Record set
· · · · · · ·
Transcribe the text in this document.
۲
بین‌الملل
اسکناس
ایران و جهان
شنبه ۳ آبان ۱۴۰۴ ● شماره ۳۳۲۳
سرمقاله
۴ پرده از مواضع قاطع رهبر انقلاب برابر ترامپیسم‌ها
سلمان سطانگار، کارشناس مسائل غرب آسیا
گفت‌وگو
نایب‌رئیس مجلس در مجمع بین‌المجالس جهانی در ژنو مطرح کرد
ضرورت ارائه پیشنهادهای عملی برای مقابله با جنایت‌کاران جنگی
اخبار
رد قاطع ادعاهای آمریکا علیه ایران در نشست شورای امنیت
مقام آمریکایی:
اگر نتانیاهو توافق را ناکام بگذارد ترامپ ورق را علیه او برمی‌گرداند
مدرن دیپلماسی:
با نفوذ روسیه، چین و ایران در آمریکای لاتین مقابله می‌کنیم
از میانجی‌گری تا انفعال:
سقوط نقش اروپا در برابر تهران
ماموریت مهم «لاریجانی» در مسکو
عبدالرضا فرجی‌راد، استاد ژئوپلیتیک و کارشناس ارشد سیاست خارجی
· · · · · · ·
Exercise brief
All of the entries must be written out exactly as they stand.

Response for this exercise
Transcribe the text in this document.
۲
بین‌الملل
اسکناس
ایران و جهان
شنبه ۳ آبان ۱۴۰۴ ● شماره ۳۳۲۳
سرمقاله
۴ پرده از مواضع قاطع رهبر انقلاب برابر ترامپیسم‌ها
سلمان سطانگار، کارشناس مسائل غرب آسیا
گفت‌وگو
نایب‌رئیس مجلس در مجمع بین‌المجالس جهانی در ژنو مطرح کرد
ضرورت ارائه پیشنهادهای عملی برای مقابله با جنایت‌کاران جنگی
اخبار
رد قاطع ادعاهای آمریکا علیه ایران در نشست شورای امنیت
مقام آمریکایی:
اگر نتانیاهو توافق را ناکام بگذارد ترامپ ورق را علیه او برمی‌گرداند
مدرن دیپلماسی:
با نفوذ روسیه، چین و ایران در آمریکای لاتین مقابله می‌کنیم
از میانجی‌گری تا انفعال:
سقوط نقش اروپا در برابر تهران
ماموریت مهم «لاریجانی» در مسکو
عبدالرضا فرجی‌راد، استاد ژئوپلیتیک و کارشناس ارشد سیاست خارجی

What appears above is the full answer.